**Task to complete**
Your task is to copy every line of this material exactly.

Records that describe figures
(begin)
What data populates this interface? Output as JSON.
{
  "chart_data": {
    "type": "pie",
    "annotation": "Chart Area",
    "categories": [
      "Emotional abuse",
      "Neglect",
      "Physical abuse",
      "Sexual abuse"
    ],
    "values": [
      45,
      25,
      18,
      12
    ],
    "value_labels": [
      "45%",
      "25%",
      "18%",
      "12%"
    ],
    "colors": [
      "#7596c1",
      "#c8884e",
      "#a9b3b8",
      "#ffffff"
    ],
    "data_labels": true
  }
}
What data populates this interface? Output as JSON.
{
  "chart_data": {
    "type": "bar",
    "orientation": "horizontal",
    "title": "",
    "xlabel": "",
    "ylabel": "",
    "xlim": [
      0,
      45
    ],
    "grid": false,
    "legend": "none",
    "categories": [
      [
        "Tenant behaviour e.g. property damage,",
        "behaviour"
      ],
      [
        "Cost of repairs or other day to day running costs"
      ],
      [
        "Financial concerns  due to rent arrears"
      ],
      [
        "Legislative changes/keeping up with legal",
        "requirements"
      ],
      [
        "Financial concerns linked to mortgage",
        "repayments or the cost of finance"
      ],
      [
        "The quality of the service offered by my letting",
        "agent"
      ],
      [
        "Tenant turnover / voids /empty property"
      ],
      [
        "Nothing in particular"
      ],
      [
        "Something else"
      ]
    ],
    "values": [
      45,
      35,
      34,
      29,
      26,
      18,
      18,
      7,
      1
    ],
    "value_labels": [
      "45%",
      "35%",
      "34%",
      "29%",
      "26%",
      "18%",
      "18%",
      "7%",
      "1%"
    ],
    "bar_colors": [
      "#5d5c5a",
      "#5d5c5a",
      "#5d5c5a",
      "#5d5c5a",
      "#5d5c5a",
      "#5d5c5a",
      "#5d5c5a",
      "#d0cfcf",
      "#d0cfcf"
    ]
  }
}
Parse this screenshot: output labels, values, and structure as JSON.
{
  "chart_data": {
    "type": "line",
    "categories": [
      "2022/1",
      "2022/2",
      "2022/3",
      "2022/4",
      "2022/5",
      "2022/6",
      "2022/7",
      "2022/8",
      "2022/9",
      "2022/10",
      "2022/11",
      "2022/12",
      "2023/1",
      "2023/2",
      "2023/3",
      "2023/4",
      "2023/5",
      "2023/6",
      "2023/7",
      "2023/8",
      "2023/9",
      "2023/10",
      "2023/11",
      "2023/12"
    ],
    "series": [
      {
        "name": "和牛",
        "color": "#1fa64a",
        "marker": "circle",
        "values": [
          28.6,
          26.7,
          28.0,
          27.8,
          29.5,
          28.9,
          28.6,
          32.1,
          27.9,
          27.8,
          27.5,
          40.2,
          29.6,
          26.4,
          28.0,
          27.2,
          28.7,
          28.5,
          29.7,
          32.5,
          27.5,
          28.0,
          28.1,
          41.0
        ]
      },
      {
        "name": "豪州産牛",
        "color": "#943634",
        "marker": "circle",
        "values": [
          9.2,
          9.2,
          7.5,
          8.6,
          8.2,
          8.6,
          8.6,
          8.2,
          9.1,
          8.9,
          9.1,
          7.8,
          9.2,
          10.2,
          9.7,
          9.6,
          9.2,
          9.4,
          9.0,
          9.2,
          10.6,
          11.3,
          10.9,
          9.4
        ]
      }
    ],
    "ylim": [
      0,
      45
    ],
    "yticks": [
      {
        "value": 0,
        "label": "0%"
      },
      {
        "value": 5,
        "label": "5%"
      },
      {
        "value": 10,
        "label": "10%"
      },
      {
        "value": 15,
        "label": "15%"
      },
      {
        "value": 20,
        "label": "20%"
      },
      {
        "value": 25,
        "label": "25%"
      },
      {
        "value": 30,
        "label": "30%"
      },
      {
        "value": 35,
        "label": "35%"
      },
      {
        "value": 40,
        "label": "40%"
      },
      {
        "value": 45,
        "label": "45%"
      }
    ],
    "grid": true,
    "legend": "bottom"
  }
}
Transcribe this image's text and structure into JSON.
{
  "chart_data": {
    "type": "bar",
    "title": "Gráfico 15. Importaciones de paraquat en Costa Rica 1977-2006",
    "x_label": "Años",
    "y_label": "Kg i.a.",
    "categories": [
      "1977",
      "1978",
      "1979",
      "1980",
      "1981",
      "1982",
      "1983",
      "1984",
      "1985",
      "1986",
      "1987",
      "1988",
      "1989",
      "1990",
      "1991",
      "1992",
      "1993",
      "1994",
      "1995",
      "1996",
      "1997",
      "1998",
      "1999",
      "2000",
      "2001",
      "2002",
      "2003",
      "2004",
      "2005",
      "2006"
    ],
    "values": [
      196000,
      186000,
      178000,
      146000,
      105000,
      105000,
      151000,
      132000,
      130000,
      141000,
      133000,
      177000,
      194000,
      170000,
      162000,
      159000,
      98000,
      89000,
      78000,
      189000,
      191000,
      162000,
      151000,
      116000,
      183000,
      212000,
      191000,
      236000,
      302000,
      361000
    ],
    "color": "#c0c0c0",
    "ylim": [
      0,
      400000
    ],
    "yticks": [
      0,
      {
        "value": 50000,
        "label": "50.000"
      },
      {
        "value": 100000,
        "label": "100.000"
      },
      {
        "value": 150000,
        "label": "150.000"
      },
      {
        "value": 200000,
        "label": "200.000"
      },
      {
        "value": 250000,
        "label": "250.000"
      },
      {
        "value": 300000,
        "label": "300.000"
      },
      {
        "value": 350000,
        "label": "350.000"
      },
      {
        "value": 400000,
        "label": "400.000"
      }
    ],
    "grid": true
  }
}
(end)
**Result for this exercise**
What data populates this interface? Output as JSON.
{
  "chart_data": {
    "type": "pie",
    "annotation": "Chart Area",
    "categories": [
      "Emotional abuse",
      "Neglect",
      "Physical abuse",
      "Sexual abuse"
    ],
    "values": [
      45,
      25,
      18,
      12
    ],
    "value_labels": [
      "45%",
      "25%",
      "18%",
      "12%"
    ],
    "colors": [
      "#7596c1",
      "#c8884e",
      "#a9b3b8",
      "#ffffff"
    ],
    "data_labels": true
  }
}
What data populates this interface? Output as JSON.
{
  "chart_data": {
    "type": "bar",
    "orientation": "horizontal",
    "title": "",
    "xlabel": "",
    "ylabel": "",
    "xlim": [
      0,
      45
    ],
    "grid": false,
    "legend": "none",
    "categories": [
      [
        "Tenant behaviour e.g. property damage,",
        "behaviour"
      ],
      [
        "Cost of repairs or other day to day running costs"
      ],
      [
        "Financial concerns  due to rent arrears"
      ],
      [
        "Legislative changes/keeping up with legal",
        "requirements"
      ],
      [
        "Financial concerns linked to mortgage",
        "repayments or the cost of finance"
      ],
      [
        "The quality of the service offered by my letting",
        "agent"
      ],
      [
        "Tenant turnover / voids /empty property"
      ],
      [
        "Nothing in particular"
      ],
      [
        "Something else"
      ]
    ],
    "values": [
      45,
      35,
      34,
      29,
      26,
      18,
      18,
      7,
      1
    ],
    "value_labels": [
      "45%",
      "35%",
      "34%",
      "29%",
      "26%",
      "18%",
      "18%",
      "7%",
      "1%"
    ],
    "bar_colors": [
      "#5d5c5a",
      "#5d5c5a",
      "#5d5c5a",
      "#5d5c5a",
      "#5d5c5a",
      "#5d5c5a",
      "#5d5c5a",
      "#d0cfcf",
      "#d0cfcf"
    ]
  }
}
Parse this screenshot: output labels, values, and structure as JSON.
{
  "chart_data": {
    "type": "line",
    "categories": [
      "2022/1",
      "2022/2",
      "2022/3",
      "2022/4",
      "2022/5",
      "2022/6",
      "2022/7",
      "2022/8",
      "2022/9",
      "2022/10",
      "2022/11",
      "2022/12",
      "2023/1",
      "2023/2",
      "2023/3",
      "2023/4",
      "2023/5",
      "2023/6",
      "2023/7",
      "2023/8",
      "2023/9",
      "2023/10",
      "2023/11",
      "2023/12"
    ],
    "series": [
      {
        "name": "和牛",
        "color": "#1fa64a",
        "marker": "circle",
        "values": [
          28.6,
          26.7,
          28.0,
          27.8,
          29.5,
          28.9,
          28.6,
          32.1,
          27.9,
          27.8,
          27.5,
          40.2,
          29.6,
          26.4,
          28.0,
          27.2,
          28.7,
          28.5,
          29.7,
          32.5,
          27.5,
          28.0,
          28.1,
          41.0
        ]
      },
      {
        "name": "豪州産牛",
        "color": "#943634",
        "marker": "circle",
        "values": [
          9.2,
          9.2,
          7.5,
          8.6,
          8.2,
          8.6,
          8.6,
          8.2,
          9.1,
          8.9,
          9.1,
          7.8,
          9.2,
          10.2,
          9.7,
          9.6,
          9.2,
          9.4,
          9.0,
          9.2,
          10.6,
          11.3,
          10.9,
          9.4
        ]
      }
    ],
    "ylim": [
      0,
      45
    ],
    "yticks": [
      {
        "value": 0,
        "label": "0%"
      },
      {
        "value": 5,
        "label": "5%"
      },
      {
        "value": 10,
        "label": "10%"
      },
      {
        "value": 15,
        "label": "15%"
      },
      {
        "value": 20,
        "label": "20%"
      },
      {
        "value": 25,
        "label": "25%"
      },
      {
        "value": 30,
        "label": "30%"
      },
      {
        "value": 35,
        "label": "35%"
      },
      {
        "value": 40,
        "label": "40%"
      },
      {
        "value": 45,
        "label": "45%"
      }
    ],
    "grid": true,
    "legend": "bottom"
  }
}
Transcribe this image's text and structure into JSON.
{
  "chart_data": {
    "type": "bar",
    "title": "Gráfico 15. Importaciones de paraquat en Costa Rica 1977-2006",
    "x_label": "Años",
    "y_label": "Kg i.a.",
    "categories": [
      "1977",
      "1978",
      "1979",
      "1980",
      "1981",
      "1982",
      "1983",
      "1984",
      "1985",
      "1986",
      "1987",
      "1988",
      "1989",
      "1990",
      "1991",
      "1992",
      "1993",
      "1994",
      "1995",
      "1996",
      "1997",
      "1998",
      "1999",
      "2000",
      "2001",
      "2002",
      "2003",
      "2004",
      "2005",
      "2006"
    ],
    "values": [
      196000,
      186000,
      178000,
      146000,
      105000,
      105000,
      151000,
      132000,
      130000,
      141000,
      133000,
      177000,
      194000,
      170000,
      162000,
      159000,
      98000,
      89000,
      78000,
      189000,
      191000,
      162000,
      151000,
      116000,
      183000,
      212000,
      191000,
      236000,
      302000,
      361000
    ],
    "color": "#c0c0c0",
    "ylim": [
      0,
      400000
    ],
    "yticks": [
      0,
      {
        "value": 50000,
        "label": "50.000"
      },
      {
        "value": 100000,
        "label": "100.000"
      },
      {
        "value": 150000,
        "label": "150.000"
      },
      {
        "value": 200000,
        "label": "200.000"
      },
      {
        "value": 250000,
        "label": "250.000"
      },
      {
        "value": 300000,
        "label": "300.000"
      },
      {
        "value": 350000,
        "label": "350.000"
      },
      {
        "value": 400000,
        "label": "400.000"
      }
    ],
    "grid": true
  }
}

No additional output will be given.